Figure record listings:

________________________

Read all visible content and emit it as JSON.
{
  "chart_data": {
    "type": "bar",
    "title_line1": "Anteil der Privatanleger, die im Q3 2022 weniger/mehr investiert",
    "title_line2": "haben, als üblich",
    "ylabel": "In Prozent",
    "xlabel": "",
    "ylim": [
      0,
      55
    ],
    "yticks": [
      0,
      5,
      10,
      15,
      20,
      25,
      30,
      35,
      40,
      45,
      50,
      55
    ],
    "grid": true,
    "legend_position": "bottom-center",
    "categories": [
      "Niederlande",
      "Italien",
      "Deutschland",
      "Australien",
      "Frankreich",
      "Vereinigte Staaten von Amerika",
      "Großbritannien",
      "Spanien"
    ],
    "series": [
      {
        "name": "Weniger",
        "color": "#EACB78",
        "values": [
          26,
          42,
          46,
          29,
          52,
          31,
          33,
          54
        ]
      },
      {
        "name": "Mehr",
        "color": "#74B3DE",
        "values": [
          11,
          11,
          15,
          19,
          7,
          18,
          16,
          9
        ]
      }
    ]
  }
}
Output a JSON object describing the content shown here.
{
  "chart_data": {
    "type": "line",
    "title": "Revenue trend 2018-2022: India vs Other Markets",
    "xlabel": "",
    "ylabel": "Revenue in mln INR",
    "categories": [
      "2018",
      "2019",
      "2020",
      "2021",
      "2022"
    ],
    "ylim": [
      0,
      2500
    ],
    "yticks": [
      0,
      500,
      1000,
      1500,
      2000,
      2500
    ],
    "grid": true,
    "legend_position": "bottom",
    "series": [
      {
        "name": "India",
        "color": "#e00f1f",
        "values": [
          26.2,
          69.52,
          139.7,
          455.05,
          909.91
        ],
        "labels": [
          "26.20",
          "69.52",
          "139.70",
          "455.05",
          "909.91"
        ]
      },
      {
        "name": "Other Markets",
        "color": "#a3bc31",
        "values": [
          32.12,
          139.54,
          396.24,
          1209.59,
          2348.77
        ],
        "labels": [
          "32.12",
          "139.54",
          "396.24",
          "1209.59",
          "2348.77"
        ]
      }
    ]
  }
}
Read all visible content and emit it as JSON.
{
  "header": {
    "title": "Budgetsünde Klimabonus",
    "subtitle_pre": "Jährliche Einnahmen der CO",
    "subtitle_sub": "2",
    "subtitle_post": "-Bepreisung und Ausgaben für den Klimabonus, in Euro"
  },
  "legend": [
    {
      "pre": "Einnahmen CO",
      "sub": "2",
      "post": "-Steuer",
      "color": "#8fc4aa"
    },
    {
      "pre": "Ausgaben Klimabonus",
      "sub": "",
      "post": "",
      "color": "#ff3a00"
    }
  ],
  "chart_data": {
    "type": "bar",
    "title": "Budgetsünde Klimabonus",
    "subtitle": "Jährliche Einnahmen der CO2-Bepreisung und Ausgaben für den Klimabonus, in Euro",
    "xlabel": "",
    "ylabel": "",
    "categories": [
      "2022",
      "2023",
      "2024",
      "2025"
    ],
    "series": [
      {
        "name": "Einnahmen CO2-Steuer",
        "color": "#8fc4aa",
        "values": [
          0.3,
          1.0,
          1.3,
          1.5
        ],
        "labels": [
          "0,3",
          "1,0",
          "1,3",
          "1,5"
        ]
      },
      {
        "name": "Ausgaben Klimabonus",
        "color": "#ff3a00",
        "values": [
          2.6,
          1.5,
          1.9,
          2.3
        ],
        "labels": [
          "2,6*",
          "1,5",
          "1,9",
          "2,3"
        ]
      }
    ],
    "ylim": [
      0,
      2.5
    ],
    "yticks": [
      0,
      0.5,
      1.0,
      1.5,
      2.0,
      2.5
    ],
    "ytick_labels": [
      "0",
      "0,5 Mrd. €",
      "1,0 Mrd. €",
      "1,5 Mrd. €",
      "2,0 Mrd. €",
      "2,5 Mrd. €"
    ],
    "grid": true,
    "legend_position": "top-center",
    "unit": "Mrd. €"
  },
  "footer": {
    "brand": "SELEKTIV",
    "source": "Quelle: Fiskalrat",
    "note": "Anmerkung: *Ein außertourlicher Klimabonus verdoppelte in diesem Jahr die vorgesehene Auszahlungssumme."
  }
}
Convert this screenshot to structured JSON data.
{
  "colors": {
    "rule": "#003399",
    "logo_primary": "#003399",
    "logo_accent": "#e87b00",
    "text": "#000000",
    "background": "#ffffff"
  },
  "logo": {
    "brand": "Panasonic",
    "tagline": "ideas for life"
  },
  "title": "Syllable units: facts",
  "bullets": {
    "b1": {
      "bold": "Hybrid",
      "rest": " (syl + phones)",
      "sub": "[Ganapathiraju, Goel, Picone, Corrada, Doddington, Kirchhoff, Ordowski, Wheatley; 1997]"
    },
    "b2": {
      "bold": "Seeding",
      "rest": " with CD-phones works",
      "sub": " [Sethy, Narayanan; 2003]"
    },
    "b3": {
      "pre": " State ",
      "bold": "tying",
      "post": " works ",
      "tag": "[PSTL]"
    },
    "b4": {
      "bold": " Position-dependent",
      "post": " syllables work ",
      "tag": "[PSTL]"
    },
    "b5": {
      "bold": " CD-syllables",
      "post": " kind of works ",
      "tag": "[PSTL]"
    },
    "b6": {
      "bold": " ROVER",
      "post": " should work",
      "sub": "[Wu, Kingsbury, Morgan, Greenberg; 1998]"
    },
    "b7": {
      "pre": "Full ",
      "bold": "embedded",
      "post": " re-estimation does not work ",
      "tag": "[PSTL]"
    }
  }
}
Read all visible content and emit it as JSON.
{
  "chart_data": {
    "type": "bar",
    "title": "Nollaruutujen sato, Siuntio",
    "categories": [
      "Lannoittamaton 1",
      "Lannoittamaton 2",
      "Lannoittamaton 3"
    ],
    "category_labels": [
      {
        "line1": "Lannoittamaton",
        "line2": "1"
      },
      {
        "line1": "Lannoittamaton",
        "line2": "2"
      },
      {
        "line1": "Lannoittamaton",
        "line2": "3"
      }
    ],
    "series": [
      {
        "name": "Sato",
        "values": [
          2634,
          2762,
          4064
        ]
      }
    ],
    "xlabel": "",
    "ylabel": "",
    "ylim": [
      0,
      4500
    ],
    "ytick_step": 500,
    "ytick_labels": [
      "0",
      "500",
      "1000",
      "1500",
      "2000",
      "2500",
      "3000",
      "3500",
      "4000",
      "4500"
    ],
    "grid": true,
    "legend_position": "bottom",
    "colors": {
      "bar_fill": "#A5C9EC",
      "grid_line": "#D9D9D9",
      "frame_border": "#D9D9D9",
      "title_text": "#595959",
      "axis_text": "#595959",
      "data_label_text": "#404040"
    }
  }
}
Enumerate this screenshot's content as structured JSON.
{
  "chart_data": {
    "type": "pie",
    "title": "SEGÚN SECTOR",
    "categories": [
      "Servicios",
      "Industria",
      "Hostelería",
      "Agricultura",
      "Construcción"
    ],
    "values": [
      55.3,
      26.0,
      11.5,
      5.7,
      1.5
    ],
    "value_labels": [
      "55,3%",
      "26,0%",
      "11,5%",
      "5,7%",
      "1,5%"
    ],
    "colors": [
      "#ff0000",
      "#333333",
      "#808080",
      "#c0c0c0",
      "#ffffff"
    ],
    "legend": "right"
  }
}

________________________

What is needed: Repeat, without change, each line of the data above from the one that contains "Enumerate this screenshot's" through the final line, counting both.

Written answer:
Enumerate this screenshot's content as structured JSON.
{
  "chart_data": {
    "type": "pie",
    "title": "SEGÚN SECTOR",
    "categories": [
      "Servicios",
      "Industria",
      "Hostelería",
      "Agricultura",
      "Construcción"
    ],
    "values": [
      55.3,
      26.0,
      11.5,
      5.7,
      1.5
    ],
    "value_labels": [
      "55,3%",
      "26,0%",
      "11,5%",
      "5,7%",
      "1,5%"
    ],
    "colors": [
      "#ff0000",
      "#333333",
      "#808080",
      "#c0c0c0",
      "#ffffff"
    ],
    "legend": "right"
  }
}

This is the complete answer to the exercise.